**TASK TO COMPLETE:**
Without the pictures, output the records below word for word.
.....
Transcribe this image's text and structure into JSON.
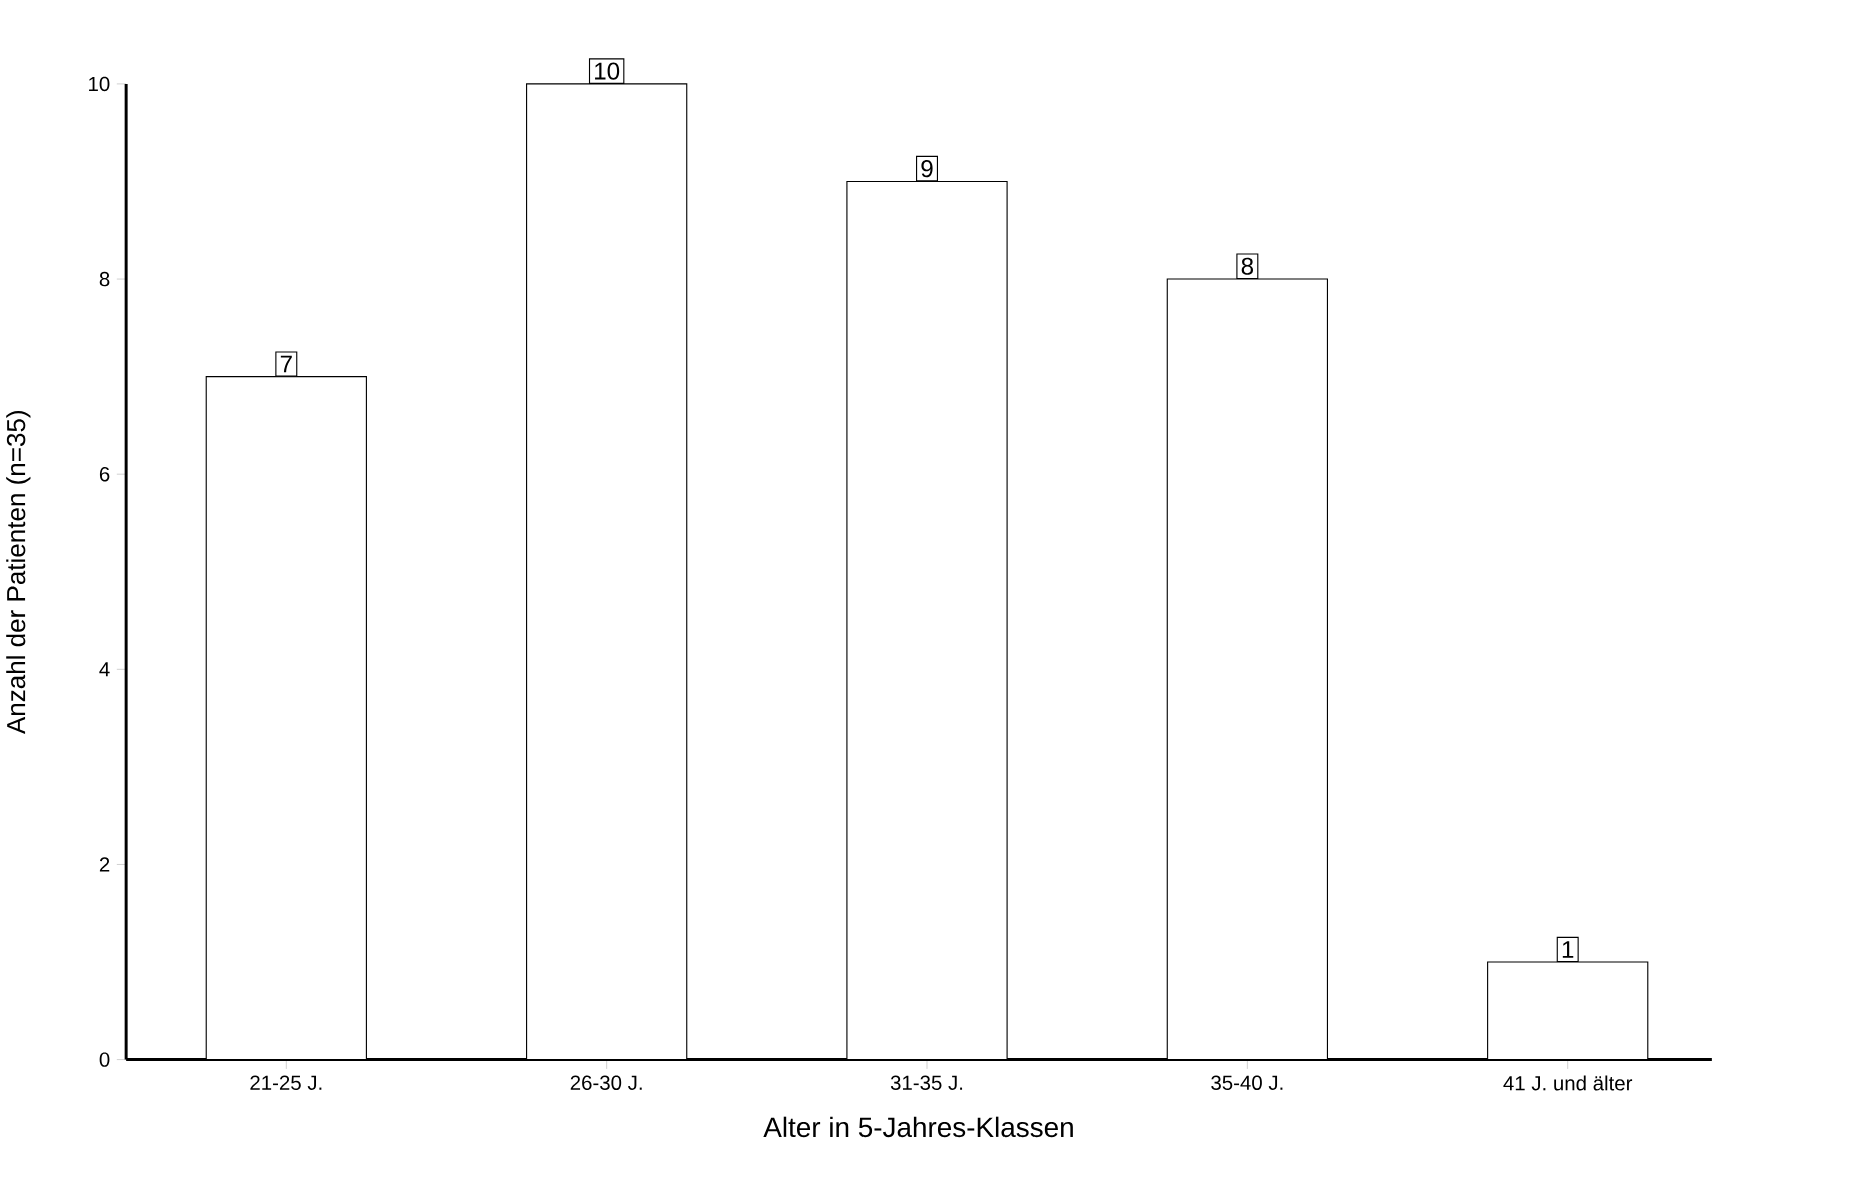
{
  "chart_data": {
    "type": "bar",
    "xlabel": "Alter in 5-Jahres-Klassen",
    "ylabel": "Anzahl der Patienten (n=35)",
    "categories": [
      "21-25 J.",
      "26-30 J.",
      "31-35 J.",
      "35-40 J.",
      "41 J. und älter"
    ],
    "values": [
      7,
      10,
      9,
      8,
      1
    ],
    "color": "#ffffff",
    "ylim": [
      0,
      10
    ],
    "yticks": [
      0,
      2,
      4,
      6,
      8,
      10
    ],
    "data_labels": true,
    "grid": false
  }
}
.....
**TASK SOLUTION:**
Transcribe this image's text and structure into JSON.
{
  "chart_data": {
    "type": "bar",
    "xlabel": "Alter in 5-Jahres-Klassen",
    "ylabel": "Anzahl der Patienten (n=35)",
    "categories": [
      "21-25 J.",
      "26-30 J.",
      "31-35 J.",
      "35-40 J.",
      "41 J. und älter"
    ],
    "values": [
      7,
      10,
      9,
      8,
      1
    ],
    "color": "#ffffff",
    "ylim": [
      0,
      10
    ],
    "yticks": [
      0,
      2,
      4,
      6,
      8,
      10
    ],
    "data_labels": true,
    "grid": false
  }
}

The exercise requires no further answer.